Text for analysis below:

Athani is a panchayat town in Anthiyur taluk of Erode district in the Indian state of Tamil Nadu. It is located in the north-western part of the state. Spread across an area of 8 km2, it had a population of 8,430 individuals as per the 2011 census.

== Geography and administration ==
Athani is located in Anthiyur taluk, Gobichettipalayam division of Erode district in the Indian state of Tamil Nadu. Spread across an area of 8 km2, it is one of the 42 panchayat towns in the district. It is located in the north-western part of the state towards the southern end of the Indian peninsula. It lies on the banks of the Bhavani River.

The town panchayat is headed by a chairperson, who is elected by the members, who are chosen through direct elections. The town forms part of the Anthiyur Assembly constituency that elects its member to the Tamil Nadu legislative assembly and the Tiruppur Lok Sabha constituency that elects its member to the Parliament of India.

End of Text for analysis.

• What is needed
Do these statements agree with the text about Athani? Answer yes or no for each, quoting the words from the text that decide it.
1. Athani lies on the banks of the Bhavani River.
2. The chairperson of the town panchayat is chosen through direct elections.
3. Athani is part of the Erode Lok Sabha constituency.
Base each answer only on the text about Athani.

Recorded information below:

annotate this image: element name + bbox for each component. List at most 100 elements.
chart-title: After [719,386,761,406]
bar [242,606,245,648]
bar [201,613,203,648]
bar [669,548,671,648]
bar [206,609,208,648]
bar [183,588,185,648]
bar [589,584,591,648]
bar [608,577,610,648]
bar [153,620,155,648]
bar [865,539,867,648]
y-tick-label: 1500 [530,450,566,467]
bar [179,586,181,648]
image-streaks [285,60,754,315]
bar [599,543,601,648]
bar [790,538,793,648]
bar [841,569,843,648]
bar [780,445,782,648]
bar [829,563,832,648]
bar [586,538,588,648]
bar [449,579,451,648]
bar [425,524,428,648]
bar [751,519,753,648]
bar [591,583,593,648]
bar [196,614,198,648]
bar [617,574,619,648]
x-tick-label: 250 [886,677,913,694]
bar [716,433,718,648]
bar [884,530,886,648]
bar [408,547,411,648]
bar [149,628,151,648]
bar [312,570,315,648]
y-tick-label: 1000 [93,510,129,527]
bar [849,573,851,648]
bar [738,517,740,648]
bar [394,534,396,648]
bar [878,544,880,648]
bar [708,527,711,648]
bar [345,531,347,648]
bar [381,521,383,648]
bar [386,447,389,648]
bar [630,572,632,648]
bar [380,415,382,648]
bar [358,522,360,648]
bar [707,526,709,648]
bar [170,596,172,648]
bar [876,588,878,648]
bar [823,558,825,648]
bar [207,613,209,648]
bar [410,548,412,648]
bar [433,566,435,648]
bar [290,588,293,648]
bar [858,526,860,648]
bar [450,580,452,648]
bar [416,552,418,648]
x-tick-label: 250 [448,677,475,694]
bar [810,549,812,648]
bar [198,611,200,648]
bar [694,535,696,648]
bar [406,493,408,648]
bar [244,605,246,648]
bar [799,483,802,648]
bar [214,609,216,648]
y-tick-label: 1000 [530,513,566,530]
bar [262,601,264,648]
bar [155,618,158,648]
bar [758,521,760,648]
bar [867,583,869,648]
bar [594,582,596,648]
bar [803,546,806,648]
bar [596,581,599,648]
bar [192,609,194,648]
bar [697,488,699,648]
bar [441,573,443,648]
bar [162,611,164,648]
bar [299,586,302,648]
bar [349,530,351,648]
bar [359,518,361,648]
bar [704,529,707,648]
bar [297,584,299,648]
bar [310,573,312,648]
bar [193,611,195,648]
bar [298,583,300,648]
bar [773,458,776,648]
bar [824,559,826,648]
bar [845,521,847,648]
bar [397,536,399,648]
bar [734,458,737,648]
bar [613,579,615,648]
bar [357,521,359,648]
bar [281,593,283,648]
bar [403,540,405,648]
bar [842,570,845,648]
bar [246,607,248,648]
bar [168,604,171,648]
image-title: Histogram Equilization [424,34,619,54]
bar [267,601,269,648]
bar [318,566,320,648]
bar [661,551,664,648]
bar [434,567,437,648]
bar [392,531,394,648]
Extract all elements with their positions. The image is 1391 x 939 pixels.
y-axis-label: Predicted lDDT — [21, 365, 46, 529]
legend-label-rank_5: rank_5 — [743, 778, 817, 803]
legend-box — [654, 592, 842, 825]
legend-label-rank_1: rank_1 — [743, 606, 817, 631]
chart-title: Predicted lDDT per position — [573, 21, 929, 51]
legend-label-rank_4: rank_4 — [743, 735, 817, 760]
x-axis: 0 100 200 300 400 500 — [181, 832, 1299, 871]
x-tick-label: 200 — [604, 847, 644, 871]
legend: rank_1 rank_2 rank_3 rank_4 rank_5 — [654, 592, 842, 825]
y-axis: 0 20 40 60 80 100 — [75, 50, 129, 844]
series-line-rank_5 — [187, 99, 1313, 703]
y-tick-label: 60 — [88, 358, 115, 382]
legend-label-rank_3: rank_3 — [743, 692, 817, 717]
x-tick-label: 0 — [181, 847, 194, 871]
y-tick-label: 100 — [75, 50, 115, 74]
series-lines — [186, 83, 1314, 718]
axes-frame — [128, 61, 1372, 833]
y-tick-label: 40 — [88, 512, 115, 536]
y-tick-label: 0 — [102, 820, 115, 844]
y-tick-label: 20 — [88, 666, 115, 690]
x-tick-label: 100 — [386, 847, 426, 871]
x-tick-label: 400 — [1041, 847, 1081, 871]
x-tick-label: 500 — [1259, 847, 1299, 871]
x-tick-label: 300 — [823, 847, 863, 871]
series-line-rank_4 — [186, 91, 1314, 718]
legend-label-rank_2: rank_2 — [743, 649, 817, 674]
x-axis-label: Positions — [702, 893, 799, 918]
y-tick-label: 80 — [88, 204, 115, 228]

End of Recorded information.

• Written answer
1. Yes: "It lies on the banks of the Bhavani River."
2. No: "headed by a chairperson, who is elected by the members"
3. No: "the Tiruppur Lok Sabha constituency that elects its member to the Parliament of India"